■ Supplied text
July 5, 2011, 8:24 a.m.

What struck me about the first chart, GDP and Payroll, was the anemic GDP in the last decade.  With all of the tax cuts AND deficit spending, why didn’t we see better economic growth?

julius corazo

July 3, 2011, 11:34 a.m.

excellent analysis and very well thought out prognostications, these are dangerous economic times indeed, too many moving parts that have to move in concert and in harmony, otherwise, if we experience any shock in the next 6 months, then there will be more pain and dislocation going forward, for investors, businesses, consumers and governments, which will make the Greece unraveling look like a picnic…hope we avoid these economic pot holes going forward, most people are already too stressed out as it is
p.s. It’s nice to read a business newsletter that has a family bent to it, I like your choice of the name Abigail, my daughter’s name as well…you do have great looking kids…
Happy 4th of July to your family and friends and your American readers! we just celebrated our Canada Day…

julius corazo

July 3, 2011, 11:20 a.m.

excellent analysis, very well thought prognostications, these are dangerous times we are in, too many moving parts that have to behave in concert and harmoniously…if we experience any external shocks, then there will be more dislocation and more pain for everyone, for investors, businesses, consumers, wage earners and governments alike…so here’s hoping we can avoid these scary economic pot holes going forward…
p.s. It’s nice to see an intelligent economic newsletter that has a family bent to it, you have great looking kids, I like your choice of Abigail, I have a daughter with the same name…
Happy 4th of July to your family and friends and all your American readers!...we just had our Canada Day…

Tony Dowell

July 3, 2011, 11:01 a.m.

Jim Rogers has an interesting perspective on Greek problem:
“It’s about Europe bailing out European banks, not Greece”.

Richard Sackler

July 3, 2011, 10:06 a.m.

Your analysis of the Greek situation is to the point.  But what wasn’t said was the implications of a default.  Greece would likely leave the Euro fairly quickly.  With that event, I imagine (I have no knowledge) that some or even most Greek banks would find that many of their Greek assets would be redenominated into a Drachma-like domestic currency (initially a 1:1 conversion) which would rapidly depreciate.  But their foreign obligations would remain in Euro.  If some of the most important Greek banks collapse (not a foregone conclusion) this might spread to other banks in the Eurozone.  Greece might even have to exit the common market if unless most of the private (non-banking) debt can be protected from forfeiture.  (I’ve assumed that once Greece exited the common market, they could protect Greek situated assets from seizure from the outside.)

A block of data

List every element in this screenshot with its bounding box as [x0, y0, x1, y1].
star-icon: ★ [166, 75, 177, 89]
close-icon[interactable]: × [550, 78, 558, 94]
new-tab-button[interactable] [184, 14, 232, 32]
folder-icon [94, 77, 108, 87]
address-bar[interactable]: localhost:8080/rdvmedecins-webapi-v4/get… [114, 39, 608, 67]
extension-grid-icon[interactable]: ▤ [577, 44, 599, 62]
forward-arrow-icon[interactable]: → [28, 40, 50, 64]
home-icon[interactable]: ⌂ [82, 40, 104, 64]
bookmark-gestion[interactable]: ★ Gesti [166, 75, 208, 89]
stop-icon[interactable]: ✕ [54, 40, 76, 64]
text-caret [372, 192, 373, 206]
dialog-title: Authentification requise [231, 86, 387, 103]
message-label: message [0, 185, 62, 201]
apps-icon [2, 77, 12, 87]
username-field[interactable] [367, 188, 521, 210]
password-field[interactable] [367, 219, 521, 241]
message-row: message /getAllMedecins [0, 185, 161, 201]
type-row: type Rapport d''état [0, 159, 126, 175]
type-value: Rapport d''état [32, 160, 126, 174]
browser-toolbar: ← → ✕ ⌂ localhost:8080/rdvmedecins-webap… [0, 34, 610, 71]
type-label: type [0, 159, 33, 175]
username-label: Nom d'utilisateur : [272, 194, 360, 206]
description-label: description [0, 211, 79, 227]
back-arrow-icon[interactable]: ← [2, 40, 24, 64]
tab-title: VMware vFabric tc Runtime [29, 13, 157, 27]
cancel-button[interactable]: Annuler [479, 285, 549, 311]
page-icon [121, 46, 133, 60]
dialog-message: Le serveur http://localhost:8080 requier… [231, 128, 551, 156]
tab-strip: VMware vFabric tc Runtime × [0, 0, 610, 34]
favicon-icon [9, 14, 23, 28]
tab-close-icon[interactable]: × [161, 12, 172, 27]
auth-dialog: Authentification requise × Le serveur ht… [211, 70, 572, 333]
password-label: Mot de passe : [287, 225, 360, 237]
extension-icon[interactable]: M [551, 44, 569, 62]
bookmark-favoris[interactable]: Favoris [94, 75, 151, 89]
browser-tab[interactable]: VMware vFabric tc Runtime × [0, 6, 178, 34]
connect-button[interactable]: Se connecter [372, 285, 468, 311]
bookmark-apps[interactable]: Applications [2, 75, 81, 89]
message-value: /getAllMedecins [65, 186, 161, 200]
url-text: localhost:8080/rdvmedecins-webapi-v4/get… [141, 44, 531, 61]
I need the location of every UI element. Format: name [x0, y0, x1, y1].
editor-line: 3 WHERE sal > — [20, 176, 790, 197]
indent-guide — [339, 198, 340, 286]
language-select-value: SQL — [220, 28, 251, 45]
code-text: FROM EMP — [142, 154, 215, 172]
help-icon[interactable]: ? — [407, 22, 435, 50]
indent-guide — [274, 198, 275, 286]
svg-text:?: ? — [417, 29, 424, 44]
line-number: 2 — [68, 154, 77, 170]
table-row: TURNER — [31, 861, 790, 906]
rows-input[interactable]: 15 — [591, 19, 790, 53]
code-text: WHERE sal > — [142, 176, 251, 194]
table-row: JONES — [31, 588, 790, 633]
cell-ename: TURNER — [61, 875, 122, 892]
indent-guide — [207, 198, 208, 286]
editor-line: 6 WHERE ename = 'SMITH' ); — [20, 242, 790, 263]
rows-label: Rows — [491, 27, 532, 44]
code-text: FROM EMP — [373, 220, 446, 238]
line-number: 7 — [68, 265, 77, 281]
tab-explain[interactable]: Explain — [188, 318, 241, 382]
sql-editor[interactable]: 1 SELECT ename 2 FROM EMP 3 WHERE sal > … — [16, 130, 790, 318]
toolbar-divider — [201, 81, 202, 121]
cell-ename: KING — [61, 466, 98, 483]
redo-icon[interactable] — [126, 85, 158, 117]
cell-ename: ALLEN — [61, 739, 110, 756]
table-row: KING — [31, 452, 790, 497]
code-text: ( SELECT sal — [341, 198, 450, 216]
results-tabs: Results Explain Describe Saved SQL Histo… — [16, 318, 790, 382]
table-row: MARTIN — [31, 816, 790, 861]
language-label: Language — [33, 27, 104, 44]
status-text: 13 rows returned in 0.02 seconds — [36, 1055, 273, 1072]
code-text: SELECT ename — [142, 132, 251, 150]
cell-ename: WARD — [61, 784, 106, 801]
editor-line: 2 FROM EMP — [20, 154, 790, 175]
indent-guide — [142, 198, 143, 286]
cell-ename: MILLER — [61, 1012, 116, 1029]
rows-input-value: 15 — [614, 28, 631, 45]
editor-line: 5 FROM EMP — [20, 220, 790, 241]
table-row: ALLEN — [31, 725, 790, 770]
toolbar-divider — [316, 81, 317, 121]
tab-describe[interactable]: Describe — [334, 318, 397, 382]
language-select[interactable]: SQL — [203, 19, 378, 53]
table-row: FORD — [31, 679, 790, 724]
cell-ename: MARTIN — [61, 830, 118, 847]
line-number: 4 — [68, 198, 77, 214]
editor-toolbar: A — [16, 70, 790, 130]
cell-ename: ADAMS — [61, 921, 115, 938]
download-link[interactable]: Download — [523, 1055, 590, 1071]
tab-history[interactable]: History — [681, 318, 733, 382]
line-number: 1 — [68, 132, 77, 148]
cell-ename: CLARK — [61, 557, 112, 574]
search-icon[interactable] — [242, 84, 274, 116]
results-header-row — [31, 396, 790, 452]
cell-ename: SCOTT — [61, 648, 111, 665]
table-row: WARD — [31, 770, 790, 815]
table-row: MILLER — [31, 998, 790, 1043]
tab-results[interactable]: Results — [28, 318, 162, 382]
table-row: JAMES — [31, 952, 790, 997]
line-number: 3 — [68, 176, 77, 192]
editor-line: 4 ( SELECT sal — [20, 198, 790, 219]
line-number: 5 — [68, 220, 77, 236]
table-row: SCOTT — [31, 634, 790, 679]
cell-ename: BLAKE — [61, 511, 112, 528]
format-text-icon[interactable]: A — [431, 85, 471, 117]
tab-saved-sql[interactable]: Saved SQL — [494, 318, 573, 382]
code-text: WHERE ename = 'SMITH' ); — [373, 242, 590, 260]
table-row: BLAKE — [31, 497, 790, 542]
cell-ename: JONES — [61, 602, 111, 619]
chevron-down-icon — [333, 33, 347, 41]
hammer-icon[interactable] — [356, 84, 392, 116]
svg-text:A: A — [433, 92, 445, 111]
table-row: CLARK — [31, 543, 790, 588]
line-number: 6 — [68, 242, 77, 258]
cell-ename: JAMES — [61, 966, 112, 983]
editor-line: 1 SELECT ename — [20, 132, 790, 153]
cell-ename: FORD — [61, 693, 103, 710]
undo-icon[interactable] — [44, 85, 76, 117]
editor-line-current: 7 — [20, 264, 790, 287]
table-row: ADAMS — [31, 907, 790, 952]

■ Given exercise 1
Edit the newsletter comments from "excellent analysis, very" to "2011, 11:01 a.m.", writing that passage out again with "wage earners" replaced by "workers".
■ Given exercise 2
Pick up the newsletter comments where they stop and keep writing.

■ Final result 1
excellent analysis, very well thought prognostications, these are dangerous times we are in, too many moving parts that have to behave in concert and harmoniously…if we experience any external shocks, then there will be more dislocation and more pain for everyone, for investors, businesses, consumers, workers and governments alike…so here’s hoping we can avoid these scary economic pot holes going forward…
p.s. It’s nice to see an intelligent economic newsletter that has a family bent to it, you have great looking kids, I like your choice of Abigail, I have a daughter with the same name…
Happy 4th of July to your family and friends and all your American readers!...we just had our Canada Day…

Tony Dowell

July 3, 2011, 11:01 a.m.

■ Final result 2
However, shocks aren’t limited to the Eurozone.  We have an even more urgent potential crisis brewing in the US with the stalemate on expanding the debt limit.  Some commentators are guessing that a market signal—whatever that may be—will be required to get thing unstuck.  Whether the market signal would turn into a hiccup or a major ungluing of credit markets world-wide.  Strangely, there isn’t much concern expressed by marketplace measures yet, so we would have to see this possibility as remote.

Amir Shaked

July 2, 2011, 8:34 p.m.

And let’s not forget our own, home grown, shocker - the inevitable removal of the fiscal stimulus in the form of a deficit that’s almost 10% GDP; what’s the significance, anyway, of 2.3% vs 2% GDP growth when this grown costs us 10% of GDP?

Valerie Peak

July 2, 2011, 7:08 p.m.

Enjoyed your artice, Tulsa for the 4th, and , having twins myself, can relate. Also, I may never had time to read to the end for some personal info. Thank you for writing and your wisdom! Happy independence Day!

Dave McKay

July 2, 2011, 3:54 p.m.

I think the “Fortress America” trade is the right trade for the near term future. I think long term municipal bonds and coupon clipping is the best idea. With a slowing economy, I don’t think long term rates will rise any appreciable amount, so no big hurt on your continuing bond values. And bolder investors can go with leveraged closed-end municipal bond funds at 7% rates.

Leverage costs are at record lows, and Bernanke won’t be raising short term rates (financing costs for closed-end funds) anytime soon. So, stay at home in your Fortress and do the carry trade, because right now the best carry trade anywhere is right in your home country. Meredith Whitney has been proven wrong and muni bonds are at great prices these days, even after the recent run-up.

andre therien

July 2, 2011, 11:56 a.m.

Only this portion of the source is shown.